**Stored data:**
○ ○ ○

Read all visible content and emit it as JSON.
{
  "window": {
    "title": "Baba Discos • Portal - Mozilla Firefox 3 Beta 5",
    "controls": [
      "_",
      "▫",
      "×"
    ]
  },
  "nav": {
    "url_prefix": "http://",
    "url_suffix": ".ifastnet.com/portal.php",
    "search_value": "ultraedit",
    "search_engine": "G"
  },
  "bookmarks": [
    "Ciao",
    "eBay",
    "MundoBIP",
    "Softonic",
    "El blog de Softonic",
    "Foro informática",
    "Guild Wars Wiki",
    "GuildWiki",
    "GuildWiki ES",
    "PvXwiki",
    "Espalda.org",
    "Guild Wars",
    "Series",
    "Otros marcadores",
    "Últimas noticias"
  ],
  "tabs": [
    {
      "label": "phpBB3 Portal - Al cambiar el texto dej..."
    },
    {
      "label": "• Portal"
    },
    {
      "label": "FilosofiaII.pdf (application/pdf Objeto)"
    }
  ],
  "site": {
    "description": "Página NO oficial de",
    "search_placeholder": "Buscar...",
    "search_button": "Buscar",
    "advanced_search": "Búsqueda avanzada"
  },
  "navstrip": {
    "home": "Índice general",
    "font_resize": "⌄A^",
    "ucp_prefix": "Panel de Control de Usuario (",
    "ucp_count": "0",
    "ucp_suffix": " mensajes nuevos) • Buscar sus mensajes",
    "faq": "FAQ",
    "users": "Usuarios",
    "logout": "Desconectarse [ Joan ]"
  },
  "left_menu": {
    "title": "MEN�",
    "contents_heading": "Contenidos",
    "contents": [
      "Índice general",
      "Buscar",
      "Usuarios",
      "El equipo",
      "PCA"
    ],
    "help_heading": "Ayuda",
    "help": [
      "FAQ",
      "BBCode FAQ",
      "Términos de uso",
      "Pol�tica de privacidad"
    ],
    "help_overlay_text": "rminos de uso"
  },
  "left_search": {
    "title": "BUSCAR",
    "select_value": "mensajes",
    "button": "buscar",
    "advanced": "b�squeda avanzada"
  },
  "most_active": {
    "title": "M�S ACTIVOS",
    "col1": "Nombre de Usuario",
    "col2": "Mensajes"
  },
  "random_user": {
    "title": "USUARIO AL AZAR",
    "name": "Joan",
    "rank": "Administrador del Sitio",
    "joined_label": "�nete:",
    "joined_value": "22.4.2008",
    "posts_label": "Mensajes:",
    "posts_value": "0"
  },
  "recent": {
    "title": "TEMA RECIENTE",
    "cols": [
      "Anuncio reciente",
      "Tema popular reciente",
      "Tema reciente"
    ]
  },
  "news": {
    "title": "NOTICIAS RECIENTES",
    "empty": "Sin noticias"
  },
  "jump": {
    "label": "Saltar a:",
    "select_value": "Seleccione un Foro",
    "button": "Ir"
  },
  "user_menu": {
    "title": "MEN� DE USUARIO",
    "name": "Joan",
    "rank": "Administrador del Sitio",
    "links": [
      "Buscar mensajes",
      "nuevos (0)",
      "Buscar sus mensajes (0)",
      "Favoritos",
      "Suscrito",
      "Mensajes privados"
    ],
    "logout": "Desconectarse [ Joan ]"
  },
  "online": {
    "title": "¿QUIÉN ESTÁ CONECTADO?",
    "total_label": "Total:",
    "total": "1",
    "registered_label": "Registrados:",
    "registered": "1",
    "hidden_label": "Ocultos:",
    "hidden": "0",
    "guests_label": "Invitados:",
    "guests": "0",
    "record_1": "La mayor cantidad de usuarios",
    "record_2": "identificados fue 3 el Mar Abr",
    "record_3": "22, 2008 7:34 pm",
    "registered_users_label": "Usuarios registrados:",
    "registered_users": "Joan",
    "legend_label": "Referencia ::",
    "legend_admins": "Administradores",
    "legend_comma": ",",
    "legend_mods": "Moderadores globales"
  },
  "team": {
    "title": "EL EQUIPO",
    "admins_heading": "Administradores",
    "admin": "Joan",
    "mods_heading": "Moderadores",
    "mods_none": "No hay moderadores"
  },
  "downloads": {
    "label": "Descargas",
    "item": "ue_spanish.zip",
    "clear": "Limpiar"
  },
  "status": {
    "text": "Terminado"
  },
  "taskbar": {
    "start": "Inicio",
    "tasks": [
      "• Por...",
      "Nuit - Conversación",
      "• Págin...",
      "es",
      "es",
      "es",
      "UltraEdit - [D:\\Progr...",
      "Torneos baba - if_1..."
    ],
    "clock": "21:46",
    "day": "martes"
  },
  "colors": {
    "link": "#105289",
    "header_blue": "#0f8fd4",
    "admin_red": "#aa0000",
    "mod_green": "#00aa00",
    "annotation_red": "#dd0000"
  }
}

○ ○ ○

**Work to be completed:** Repeat all the entries word for word.

**Task solution:**
Read all visible content and emit it as JSON.
{
  "window": {
    "title": "Baba Discos • Portal - Mozilla Firefox 3 Beta 5",
    "controls": [
      "_",
      "▫",
      "×"
    ]
  },
  "nav": {
    "url_prefix": "http://",
    "url_suffix": ".ifastnet.com/portal.php",
    "search_value": "ultraedit",
    "search_engine": "G"
  },
  "bookmarks": [
    "Ciao",
    "eBay",
    "MundoBIP",
    "Softonic",
    "El blog de Softonic",
    "Foro informática",
    "Guild Wars Wiki",
    "GuildWiki",
    "GuildWiki ES",
    "PvXwiki",
    "Espalda.org",
    "Guild Wars",
    "Series",
    "Otros marcadores",
    "Últimas noticias"
  ],
  "tabs": [
    {
      "label": "phpBB3 Portal - Al cambiar el texto dej..."
    },
    {
      "label": "• Portal"
    },
    {
      "label": "FilosofiaII.pdf (application/pdf Objeto)"
    }
  ],
  "site": {
    "description": "Página NO oficial de",
    "search_placeholder": "Buscar...",
    "search_button": "Buscar",
    "advanced_search": "Búsqueda avanzada"
  },
  "navstrip": {
    "home": "Índice general",
    "font_resize": "⌄A^",
    "ucp_prefix": "Panel de Control de Usuario (",
    "ucp_count": "0",
    "ucp_suffix": " mensajes nuevos) • Buscar sus mensajes",
    "faq": "FAQ",
    "users": "Usuarios",
    "logout": "Desconectarse [ Joan ]"
  },
  "left_menu": {
    "title": "MEN�",
    "contents_heading": "Contenidos",
    "contents": [
      "Índice general",
      "Buscar",
      "Usuarios",
      "El equipo",
      "PCA"
    ],
    "help_heading": "Ayuda",
    "help": [
      "FAQ",
      "BBCode FAQ",
      "Términos de uso",
      "Pol�tica de privacidad"
    ],
    "help_overlay_text": "rminos de uso"
  },
  "left_search": {
    "title": "BUSCAR",
    "select_value": "mensajes",
    "button": "buscar",
    "advanced": "b�squeda avanzada"
  },
  "most_active": {
    "title": "M�S ACTIVOS",
    "col1": "Nombre de Usuario",
    "col2": "Mensajes"
  },
  "random_user": {
    "title": "USUARIO AL AZAR",
    "name": "Joan",
    "rank": "Administrador del Sitio",
    "joined_label": "�nete:",
    "joined_value": "22.4.2008",
    "posts_label": "Mensajes:",
    "posts_value": "0"
  },
  "recent": {
    "title": "TEMA RECIENTE",
    "cols": [
      "Anuncio reciente",
      "Tema popular reciente",
      "Tema reciente"
    ]
  },
  "news": {
    "title": "NOTICIAS RECIENTES",
    "empty": "Sin noticias"
  },
  "jump": {
    "label": "Saltar a:",
    "select_value": "Seleccione un Foro",
    "button": "Ir"
  },
  "user_menu": {
    "title": "MEN� DE USUARIO",
    "name": "Joan",
    "rank": "Administrador del Sitio",
    "links": [
      "Buscar mensajes",
      "nuevos (0)",
      "Buscar sus mensajes (0)",
      "Favoritos",
      "Suscrito",
      "Mensajes privados"
    ],
    "logout": "Desconectarse [ Joan ]"
  },
  "online": {
    "title": "¿QUIÉN ESTÁ CONECTADO?",
    "total_label": "Total:",
    "total": "1",
    "registered_label": "Registrados:",
    "registered": "1",
    "hidden_label": "Ocultos:",
    "hidden": "0",
    "guests_label": "Invitados:",
    "guests": "0",
    "record_1": "La mayor cantidad de usuarios",
    "record_2": "identificados fue 3 el Mar Abr",
    "record_3": "22, 2008 7:34 pm",
    "registered_users_label": "Usuarios registrados:",
    "registered_users": "Joan",
    "legend_label": "Referencia ::",
    "legend_admins": "Administradores",
    "legend_comma": ",",
    "legend_mods": "Moderadores globales"
  },
  "team": {
    "title": "EL EQUIPO",
    "admins_heading": "Administradores",
    "admin": "Joan",
    "mods_heading": "Moderadores",
    "mods_none": "No hay moderadores"
  },
  "downloads": {
    "label": "Descargas",
    "item": "ue_spanish.zip",
    "clear": "Limpiar"
  },
  "status": {
    "text": "Terminado"
  },
  "taskbar": {
    "start": "Inicio",
    "tasks": [
      "• Por...",
      "Nuit - Conversación",
      "• Págin...",
      "es",
      "es",
      "es",
      "UltraEdit - [D:\\Progr...",
      "Torneos baba - if_1..."
    ],
    "clock": "21:46",
    "day": "martes"
  },
  "colors": {
    "link": "#105289",
    "header_blue": "#0f8fd4",
    "admin_red": "#aa0000",
    "mod_green": "#00aa00",
    "annotation_red": "#dd0000"
  }
}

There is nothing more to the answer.